TASK REQUIREMENTS:
Of the lines in the entries below, state how many hold the word "badge". Say nothing else.

THE RECORDS:
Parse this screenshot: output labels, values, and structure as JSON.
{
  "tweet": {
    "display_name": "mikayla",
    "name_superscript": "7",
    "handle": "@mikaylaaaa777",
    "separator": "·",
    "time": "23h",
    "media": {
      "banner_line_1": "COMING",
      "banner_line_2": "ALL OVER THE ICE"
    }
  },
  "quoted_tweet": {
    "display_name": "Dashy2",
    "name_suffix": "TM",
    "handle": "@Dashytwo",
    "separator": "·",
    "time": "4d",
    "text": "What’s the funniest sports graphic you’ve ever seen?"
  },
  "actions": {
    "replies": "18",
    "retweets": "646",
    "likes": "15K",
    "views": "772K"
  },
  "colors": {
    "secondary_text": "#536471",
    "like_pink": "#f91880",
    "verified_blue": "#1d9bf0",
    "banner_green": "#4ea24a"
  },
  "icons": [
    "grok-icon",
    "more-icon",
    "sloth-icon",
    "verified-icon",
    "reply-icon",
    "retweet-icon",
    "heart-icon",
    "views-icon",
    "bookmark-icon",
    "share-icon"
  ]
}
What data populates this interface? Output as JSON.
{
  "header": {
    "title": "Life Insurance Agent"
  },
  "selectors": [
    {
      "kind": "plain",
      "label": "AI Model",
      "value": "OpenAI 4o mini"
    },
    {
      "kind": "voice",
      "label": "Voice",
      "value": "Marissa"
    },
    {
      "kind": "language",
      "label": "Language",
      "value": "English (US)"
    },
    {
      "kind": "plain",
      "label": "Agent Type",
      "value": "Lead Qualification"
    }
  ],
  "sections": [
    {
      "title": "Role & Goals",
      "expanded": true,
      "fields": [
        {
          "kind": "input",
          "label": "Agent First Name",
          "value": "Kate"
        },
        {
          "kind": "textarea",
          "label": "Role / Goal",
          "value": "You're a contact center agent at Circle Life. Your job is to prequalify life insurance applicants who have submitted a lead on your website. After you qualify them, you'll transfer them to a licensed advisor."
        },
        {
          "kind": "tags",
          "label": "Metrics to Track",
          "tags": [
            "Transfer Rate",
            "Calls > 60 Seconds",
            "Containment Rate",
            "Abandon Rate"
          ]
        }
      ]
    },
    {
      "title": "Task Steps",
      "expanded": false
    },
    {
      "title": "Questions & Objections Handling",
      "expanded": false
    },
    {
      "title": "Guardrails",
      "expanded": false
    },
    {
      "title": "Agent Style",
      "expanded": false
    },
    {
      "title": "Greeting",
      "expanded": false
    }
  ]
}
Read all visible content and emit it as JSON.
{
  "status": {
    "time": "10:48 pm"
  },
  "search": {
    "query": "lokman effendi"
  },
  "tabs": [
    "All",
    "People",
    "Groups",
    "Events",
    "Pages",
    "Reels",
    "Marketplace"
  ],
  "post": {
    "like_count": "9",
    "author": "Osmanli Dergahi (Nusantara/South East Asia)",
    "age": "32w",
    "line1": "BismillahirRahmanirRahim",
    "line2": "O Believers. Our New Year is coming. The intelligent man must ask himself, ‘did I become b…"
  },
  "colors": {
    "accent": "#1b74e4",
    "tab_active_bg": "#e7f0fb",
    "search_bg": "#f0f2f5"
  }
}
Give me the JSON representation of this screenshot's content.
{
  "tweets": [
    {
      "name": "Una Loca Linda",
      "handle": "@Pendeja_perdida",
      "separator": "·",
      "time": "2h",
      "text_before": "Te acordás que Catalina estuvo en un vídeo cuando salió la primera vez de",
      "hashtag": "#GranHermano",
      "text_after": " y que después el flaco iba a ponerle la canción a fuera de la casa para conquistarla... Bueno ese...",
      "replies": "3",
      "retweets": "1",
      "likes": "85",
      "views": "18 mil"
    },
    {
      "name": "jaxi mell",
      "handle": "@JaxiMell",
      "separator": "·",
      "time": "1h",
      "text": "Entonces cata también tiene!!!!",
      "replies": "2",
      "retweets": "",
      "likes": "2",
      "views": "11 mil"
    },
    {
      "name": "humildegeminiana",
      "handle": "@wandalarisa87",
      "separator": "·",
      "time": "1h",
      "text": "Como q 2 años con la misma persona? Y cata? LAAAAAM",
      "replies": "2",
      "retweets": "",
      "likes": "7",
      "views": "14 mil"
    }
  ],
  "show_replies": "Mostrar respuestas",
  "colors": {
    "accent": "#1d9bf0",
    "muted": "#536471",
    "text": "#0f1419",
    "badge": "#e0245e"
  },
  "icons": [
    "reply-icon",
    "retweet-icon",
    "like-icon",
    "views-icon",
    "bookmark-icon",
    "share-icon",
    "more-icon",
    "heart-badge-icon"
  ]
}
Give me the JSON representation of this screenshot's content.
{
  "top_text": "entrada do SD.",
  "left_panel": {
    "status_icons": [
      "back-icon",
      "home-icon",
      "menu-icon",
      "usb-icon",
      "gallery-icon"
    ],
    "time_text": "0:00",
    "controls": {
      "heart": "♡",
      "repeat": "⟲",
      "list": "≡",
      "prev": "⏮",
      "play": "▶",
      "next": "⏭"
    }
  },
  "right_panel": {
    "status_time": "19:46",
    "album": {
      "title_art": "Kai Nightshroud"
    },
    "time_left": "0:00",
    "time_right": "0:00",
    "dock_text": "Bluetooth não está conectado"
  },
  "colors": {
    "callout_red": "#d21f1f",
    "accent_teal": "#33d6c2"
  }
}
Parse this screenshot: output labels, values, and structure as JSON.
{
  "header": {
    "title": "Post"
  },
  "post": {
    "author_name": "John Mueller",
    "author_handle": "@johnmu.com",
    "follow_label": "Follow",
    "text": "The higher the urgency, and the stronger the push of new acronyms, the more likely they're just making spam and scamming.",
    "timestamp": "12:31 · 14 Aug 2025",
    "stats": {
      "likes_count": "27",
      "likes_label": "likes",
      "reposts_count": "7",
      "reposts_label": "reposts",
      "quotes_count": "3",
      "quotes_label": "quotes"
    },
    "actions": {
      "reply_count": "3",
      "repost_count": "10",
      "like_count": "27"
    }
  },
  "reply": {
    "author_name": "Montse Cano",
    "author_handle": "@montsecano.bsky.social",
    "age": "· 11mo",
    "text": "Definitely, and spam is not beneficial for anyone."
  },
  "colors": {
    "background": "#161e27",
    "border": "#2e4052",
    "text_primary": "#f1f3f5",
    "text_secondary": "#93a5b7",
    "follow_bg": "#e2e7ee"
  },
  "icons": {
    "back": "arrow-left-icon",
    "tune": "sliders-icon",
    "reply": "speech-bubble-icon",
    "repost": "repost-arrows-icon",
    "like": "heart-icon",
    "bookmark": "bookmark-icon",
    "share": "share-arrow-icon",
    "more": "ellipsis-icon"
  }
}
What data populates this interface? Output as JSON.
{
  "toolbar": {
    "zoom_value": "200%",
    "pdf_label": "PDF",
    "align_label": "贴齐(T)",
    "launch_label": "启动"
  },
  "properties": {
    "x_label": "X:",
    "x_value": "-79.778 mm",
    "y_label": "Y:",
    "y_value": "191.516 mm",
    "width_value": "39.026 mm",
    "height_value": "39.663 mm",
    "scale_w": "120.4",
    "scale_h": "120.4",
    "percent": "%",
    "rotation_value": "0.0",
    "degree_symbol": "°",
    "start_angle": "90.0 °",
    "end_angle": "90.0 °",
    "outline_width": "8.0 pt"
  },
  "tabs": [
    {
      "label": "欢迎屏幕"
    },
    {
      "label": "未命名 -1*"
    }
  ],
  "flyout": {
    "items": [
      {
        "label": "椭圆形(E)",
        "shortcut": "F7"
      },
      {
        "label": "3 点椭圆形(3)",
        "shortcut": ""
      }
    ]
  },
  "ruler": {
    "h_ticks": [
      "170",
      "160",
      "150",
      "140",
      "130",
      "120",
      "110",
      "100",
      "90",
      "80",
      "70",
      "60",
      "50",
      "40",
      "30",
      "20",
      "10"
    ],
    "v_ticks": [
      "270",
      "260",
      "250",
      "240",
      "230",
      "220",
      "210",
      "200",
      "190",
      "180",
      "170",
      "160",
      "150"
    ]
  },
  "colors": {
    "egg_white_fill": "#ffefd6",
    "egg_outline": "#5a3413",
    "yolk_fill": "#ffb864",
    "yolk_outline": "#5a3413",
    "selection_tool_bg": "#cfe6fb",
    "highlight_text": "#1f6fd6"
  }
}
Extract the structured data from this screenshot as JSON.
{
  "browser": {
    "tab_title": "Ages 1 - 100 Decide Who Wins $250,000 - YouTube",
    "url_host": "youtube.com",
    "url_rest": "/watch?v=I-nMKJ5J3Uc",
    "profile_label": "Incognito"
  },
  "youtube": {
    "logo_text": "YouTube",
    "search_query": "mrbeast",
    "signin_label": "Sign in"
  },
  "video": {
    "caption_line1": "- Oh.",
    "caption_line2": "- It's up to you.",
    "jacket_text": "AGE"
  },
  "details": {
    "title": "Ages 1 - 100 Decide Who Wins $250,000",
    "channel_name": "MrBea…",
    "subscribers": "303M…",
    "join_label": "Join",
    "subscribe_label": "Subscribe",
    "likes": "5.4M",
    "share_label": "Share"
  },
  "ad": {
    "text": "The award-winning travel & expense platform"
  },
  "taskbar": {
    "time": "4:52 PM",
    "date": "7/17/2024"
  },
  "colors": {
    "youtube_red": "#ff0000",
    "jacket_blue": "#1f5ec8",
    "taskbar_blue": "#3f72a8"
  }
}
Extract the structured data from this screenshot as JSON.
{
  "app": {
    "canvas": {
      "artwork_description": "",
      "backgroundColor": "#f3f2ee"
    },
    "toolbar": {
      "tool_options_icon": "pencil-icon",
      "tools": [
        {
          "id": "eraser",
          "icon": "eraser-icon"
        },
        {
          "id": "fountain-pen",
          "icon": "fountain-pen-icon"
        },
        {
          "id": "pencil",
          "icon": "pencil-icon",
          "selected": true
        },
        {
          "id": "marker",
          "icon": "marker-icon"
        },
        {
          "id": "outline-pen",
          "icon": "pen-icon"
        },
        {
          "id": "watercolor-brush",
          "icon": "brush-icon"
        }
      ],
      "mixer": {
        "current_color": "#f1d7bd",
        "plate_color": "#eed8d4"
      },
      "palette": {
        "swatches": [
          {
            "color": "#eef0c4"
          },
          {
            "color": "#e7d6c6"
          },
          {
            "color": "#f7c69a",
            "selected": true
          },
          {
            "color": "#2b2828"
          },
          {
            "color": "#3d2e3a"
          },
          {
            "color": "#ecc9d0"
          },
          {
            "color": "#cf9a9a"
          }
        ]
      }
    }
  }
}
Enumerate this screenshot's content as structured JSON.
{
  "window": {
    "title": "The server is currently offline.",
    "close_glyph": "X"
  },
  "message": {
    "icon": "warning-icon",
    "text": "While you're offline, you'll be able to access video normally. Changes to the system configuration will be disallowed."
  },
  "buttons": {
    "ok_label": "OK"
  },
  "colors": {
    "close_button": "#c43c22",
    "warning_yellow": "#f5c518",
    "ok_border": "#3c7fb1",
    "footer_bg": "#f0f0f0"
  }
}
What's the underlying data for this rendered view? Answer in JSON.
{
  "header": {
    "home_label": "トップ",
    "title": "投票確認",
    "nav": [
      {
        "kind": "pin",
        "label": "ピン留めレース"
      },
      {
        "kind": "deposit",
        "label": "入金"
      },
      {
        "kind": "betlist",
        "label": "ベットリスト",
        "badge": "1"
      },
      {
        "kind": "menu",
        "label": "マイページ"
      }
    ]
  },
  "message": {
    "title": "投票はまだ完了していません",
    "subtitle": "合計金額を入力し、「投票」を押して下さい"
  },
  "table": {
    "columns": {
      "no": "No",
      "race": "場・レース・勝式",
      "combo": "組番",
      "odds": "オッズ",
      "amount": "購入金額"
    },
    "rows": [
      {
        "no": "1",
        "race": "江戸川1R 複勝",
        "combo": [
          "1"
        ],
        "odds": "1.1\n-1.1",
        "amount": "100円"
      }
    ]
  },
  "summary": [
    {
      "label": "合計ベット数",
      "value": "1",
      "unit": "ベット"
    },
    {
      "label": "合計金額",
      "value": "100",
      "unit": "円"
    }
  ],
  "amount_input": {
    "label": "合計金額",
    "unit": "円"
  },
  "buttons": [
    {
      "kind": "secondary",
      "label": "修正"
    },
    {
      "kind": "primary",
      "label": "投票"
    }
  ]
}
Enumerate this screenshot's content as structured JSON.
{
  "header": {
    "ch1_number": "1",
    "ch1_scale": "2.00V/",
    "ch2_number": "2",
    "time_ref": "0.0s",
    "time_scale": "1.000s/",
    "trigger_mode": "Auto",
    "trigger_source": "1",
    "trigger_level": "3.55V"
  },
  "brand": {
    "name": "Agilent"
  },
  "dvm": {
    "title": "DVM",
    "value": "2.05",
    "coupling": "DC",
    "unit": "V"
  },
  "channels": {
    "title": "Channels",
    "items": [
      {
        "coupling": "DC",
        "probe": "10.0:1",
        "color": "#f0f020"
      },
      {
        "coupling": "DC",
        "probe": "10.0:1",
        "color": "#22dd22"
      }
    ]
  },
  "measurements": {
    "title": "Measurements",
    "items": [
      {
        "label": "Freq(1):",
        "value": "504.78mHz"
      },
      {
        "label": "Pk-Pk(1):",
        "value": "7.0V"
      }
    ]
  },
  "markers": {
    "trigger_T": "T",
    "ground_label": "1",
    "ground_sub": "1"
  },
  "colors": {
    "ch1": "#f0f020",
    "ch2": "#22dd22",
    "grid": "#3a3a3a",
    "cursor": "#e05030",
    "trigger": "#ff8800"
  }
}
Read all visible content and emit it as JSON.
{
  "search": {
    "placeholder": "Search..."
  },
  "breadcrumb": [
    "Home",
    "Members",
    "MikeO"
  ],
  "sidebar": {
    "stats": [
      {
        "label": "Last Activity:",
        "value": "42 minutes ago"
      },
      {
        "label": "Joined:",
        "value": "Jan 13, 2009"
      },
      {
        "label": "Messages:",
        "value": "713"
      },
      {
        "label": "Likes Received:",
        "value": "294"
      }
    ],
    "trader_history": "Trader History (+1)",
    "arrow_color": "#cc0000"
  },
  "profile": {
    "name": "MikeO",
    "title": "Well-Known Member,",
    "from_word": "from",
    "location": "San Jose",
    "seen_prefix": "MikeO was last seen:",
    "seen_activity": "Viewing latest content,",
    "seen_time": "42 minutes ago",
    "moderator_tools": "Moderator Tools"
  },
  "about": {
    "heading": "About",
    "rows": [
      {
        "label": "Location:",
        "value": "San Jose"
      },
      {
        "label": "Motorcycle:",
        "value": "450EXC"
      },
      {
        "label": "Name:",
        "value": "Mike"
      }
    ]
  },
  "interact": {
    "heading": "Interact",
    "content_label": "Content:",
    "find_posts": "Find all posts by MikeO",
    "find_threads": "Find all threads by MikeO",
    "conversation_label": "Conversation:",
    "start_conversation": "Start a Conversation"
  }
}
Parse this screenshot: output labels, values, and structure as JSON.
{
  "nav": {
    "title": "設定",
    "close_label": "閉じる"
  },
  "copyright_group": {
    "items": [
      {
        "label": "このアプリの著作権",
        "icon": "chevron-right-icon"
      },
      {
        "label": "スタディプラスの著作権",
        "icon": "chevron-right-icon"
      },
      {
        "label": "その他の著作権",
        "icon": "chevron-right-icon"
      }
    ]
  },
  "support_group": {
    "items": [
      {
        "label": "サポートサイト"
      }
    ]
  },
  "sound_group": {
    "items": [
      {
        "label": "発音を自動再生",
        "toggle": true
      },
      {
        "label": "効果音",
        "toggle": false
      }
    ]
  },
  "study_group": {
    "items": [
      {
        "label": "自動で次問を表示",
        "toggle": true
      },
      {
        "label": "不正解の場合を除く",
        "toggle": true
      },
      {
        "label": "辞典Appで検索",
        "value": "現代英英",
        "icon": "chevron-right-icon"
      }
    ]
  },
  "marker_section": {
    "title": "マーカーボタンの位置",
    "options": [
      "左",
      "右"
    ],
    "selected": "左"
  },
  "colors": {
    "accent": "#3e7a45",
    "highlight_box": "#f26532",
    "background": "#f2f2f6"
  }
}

WORKED SOLUTION:
3